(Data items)
*****

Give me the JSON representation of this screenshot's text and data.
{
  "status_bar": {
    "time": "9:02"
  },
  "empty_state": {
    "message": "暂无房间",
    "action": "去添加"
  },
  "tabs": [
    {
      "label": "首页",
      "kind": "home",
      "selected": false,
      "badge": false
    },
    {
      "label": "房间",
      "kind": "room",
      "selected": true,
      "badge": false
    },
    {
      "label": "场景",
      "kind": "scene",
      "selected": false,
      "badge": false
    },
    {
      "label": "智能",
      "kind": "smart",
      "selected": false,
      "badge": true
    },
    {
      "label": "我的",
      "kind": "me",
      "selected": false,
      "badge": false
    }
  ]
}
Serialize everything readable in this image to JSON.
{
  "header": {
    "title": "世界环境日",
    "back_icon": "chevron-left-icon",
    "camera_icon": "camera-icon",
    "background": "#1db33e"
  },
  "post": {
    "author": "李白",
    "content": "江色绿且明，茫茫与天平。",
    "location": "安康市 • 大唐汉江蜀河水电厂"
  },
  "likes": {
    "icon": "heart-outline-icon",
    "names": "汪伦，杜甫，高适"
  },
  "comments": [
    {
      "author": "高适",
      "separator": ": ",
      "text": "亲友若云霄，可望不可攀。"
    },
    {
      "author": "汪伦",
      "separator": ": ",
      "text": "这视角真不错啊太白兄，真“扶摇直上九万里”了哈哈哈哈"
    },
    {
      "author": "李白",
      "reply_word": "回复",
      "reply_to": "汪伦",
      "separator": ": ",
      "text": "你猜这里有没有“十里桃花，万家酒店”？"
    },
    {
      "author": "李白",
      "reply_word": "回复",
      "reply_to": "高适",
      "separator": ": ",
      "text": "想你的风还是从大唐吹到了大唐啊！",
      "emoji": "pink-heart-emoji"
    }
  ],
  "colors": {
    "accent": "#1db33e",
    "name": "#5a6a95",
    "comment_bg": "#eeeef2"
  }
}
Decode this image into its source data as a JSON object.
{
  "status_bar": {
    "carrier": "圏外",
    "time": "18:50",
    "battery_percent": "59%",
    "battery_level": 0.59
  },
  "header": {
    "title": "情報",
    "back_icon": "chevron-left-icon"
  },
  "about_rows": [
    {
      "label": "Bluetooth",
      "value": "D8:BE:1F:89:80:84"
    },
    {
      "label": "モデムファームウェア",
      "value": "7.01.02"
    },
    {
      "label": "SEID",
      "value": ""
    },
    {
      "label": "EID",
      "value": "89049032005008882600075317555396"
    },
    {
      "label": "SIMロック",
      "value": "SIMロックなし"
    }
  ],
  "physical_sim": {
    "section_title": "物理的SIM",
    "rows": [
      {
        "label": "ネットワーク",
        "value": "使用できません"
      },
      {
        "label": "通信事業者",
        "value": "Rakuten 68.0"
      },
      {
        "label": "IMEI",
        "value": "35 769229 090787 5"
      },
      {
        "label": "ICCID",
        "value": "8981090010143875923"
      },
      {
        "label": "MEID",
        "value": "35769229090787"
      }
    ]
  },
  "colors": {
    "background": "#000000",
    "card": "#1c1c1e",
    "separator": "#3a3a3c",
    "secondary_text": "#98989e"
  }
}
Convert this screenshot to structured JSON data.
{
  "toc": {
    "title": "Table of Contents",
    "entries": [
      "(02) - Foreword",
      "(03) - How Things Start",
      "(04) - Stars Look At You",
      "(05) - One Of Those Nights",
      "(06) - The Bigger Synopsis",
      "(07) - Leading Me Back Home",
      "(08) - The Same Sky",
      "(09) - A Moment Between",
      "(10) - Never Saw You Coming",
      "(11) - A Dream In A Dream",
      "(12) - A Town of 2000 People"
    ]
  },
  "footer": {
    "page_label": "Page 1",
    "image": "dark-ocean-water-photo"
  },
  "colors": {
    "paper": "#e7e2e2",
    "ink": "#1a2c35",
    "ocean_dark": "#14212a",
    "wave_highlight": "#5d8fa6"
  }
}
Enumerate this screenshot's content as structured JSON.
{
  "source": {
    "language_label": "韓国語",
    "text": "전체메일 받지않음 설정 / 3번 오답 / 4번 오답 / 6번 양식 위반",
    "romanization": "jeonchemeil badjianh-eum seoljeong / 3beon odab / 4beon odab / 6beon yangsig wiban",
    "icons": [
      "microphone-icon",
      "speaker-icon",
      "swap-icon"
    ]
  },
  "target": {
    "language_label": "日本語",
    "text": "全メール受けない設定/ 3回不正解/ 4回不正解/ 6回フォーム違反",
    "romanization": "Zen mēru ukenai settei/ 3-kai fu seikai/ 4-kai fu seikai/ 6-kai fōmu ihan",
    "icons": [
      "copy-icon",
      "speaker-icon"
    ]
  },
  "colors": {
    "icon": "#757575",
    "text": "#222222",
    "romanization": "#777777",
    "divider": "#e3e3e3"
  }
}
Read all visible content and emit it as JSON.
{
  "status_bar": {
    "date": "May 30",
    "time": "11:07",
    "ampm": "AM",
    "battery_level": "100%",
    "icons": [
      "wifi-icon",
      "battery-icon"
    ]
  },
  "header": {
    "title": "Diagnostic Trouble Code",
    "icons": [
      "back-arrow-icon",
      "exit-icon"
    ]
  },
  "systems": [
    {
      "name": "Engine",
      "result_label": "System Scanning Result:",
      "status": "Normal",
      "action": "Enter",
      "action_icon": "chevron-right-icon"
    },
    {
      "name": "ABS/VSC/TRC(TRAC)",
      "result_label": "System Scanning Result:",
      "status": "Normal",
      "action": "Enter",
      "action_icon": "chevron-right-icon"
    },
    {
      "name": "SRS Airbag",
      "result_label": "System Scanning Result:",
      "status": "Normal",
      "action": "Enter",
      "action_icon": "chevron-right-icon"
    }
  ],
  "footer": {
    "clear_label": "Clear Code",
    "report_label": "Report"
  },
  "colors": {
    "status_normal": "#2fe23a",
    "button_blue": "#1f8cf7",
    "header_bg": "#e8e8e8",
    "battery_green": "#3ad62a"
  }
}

*****

* [INSTRUCTION]:
The lines above should be duplicated exactly.

* [THE SOLUTION]:
Give me the JSON representation of this screenshot's text and data.
{
  "status_bar": {
    "time": "9:02"
  },
  "empty_state": {
    "message": "暂无房间",
    "action": "去添加"
  },
  "tabs": [
    {
      "label": "首页",
      "kind": "home",
      "selected": false,
      "badge": false
    },
    {
      "label": "房间",
      "kind": "room",
      "selected": true,
      "badge": false
    },
    {
      "label": "场景",
      "kind": "scene",
      "selected": false,
      "badge": false
    },
    {
      "label": "智能",
      "kind": "smart",
      "selected": false,
      "badge": true
    },
    {
      "label": "我的",
      "kind": "me",
      "selected": false,
      "badge": false
    }
  ]
}
Serialize everything readable in this image to JSON.
{
  "header": {
    "title": "世界环境日",
    "back_icon": "chevron-left-icon",
    "camera_icon": "camera-icon",
    "background": "#1db33e"
  },
  "post": {
    "author": "李白",
    "content": "江色绿且明，茫茫与天平。",
    "location": "安康市 • 大唐汉江蜀河水电厂"
  },
  "likes": {
    "icon": "heart-outline-icon",
    "names": "汪伦，杜甫，高适"
  },
  "comments": [
    {
      "author": "高适",
      "separator": ": ",
      "text": "亲友若云霄，可望不可攀。"
    },
    {
      "author": "汪伦",
      "separator": ": ",
      "text": "这视角真不错啊太白兄，真“扶摇直上九万里”了哈哈哈哈"
    },
    {
      "author": "李白",
      "reply_word": "回复",
      "reply_to": "汪伦",
      "separator": ": ",
      "text": "你猜这里有没有“十里桃花，万家酒店”？"
    },
    {
      "author": "李白",
      "reply_word": "回复",
      "reply_to": "高适",
      "separator": ": ",
      "text": "想你的风还是从大唐吹到了大唐啊！",
      "emoji": "pink-heart-emoji"
    }
  ],
  "colors": {
    "accent": "#1db33e",
    "name": "#5a6a95",
    "comment_bg": "#eeeef2"
  }
}
Decode this image into its source data as a JSON object.
{
  "status_bar": {
    "carrier": "圏外",
    "time": "18:50",
    "battery_percent": "59%",
    "battery_level": 0.59
  },
  "header": {
    "title": "情報",
    "back_icon": "chevron-left-icon"
  },
  "about_rows": [
    {
      "label": "Bluetooth",
      "value": "D8:BE:1F:89:80:84"
    },
    {
      "label": "モデムファームウェア",
      "value": "7.01.02"
    },
    {
      "label": "SEID",
      "value": ""
    },
    {
      "label": "EID",
      "value": "89049032005008882600075317555396"
    },
    {
      "label": "SIMロック",
      "value": "SIMロックなし"
    }
  ],
  "physical_sim": {
    "section_title": "物理的SIM",
    "rows": [
      {
        "label": "ネットワーク",
        "value": "使用できません"
      },
      {
        "label": "通信事業者",
        "value": "Rakuten 68.0"
      },
      {
        "label": "IMEI",
        "value": "35 769229 090787 5"
      },
      {
        "label": "ICCID",
        "value": "8981090010143875923"
      },
      {
        "label": "MEID",
        "value": "35769229090787"
      }
    ]
  },
  "colors": {
    "background": "#000000",
    "card": "#1c1c1e",
    "separator": "#3a3a3c",
    "secondary_text": "#98989e"
  }
}
Convert this screenshot to structured JSON data.
{
  "toc": {
    "title": "Table of Contents",
    "entries": [
      "(02) - Foreword",
      "(03) - How Things Start",
      "(04) - Stars Look At You",
      "(05) - One Of Those Nights",
      "(06) - The Bigger Synopsis",
      "(07) - Leading Me Back Home",
      "(08) - The Same Sky",
      "(09) - A Moment Between",
      "(10) - Never Saw You Coming",
      "(11) - A Dream In A Dream",
      "(12) - A Town of 2000 People"
    ]
  },
  "footer": {
    "page_label": "Page 1",
    "image": "dark-ocean-water-photo"
  },
  "colors": {
    "paper": "#e7e2e2",
    "ink": "#1a2c35",
    "ocean_dark": "#14212a",
    "wave_highlight": "#5d8fa6"
  }
}
Enumerate this screenshot's content as structured JSON.
{
  "source": {
    "language_label": "韓国語",
    "text": "전체메일 받지않음 설정 / 3번 오답 / 4번 오답 / 6번 양식 위반",
    "romanization": "jeonchemeil badjianh-eum seoljeong / 3beon odab / 4beon odab / 6beon yangsig wiban",
    "icons": [
      "microphone-icon",
      "speaker-icon",
      "swap-icon"
    ]
  },
  "target": {
    "language_label": "日本語",
    "text": "全メール受けない設定/ 3回不正解/ 4回不正解/ 6回フォーム違反",
    "romanization": "Zen mēru ukenai settei/ 3-kai fu seikai/ 4-kai fu seikai/ 6-kai fōmu ihan",
    "icons": [
      "copy-icon",
      "speaker-icon"
    ]
  },
  "colors": {
    "icon": "#757575",
    "text": "#222222",
    "romanization": "#777777",
    "divider": "#e3e3e3"
  }
}
Read all visible content and emit it as JSON.
{
  "status_bar": {
    "date": "May 30",
    "time": "11:07",
    "ampm": "AM",
    "battery_level": "100%",
    "icons": [
      "wifi-icon",
      "battery-icon"
    ]
  },
  "header": {
    "title": "Diagnostic Trouble Code",
    "icons": [
      "back-arrow-icon",
      "exit-icon"
    ]
  },
  "systems": [
    {
      "name": "Engine",
      "result_label": "System Scanning Result:",
      "status": "Normal",
      "action": "Enter",
      "action_icon": "chevron-right-icon"
    },
    {
      "name": "ABS/VSC/TRC(TRAC)",
      "result_label": "System Scanning Result:",
      "status": "Normal",
      "action": "Enter",
      "action_icon": "chevron-right-icon"
    },
    {
      "name": "SRS Airbag",
      "result_label": "System Scanning Result:",
      "status": "Normal",
      "action": "Enter",
      "action_icon": "chevron-right-icon"
    }
  ],
  "footer": {
    "clear_label": "Clear Code",
    "report_label": "Report"
  },
  "colors": {
    "status_normal": "#2fe23a",
    "button_blue": "#1f8cf7",
    "header_bg": "#e8e8e8",
    "battery_green": "#3ad62a"
  }
}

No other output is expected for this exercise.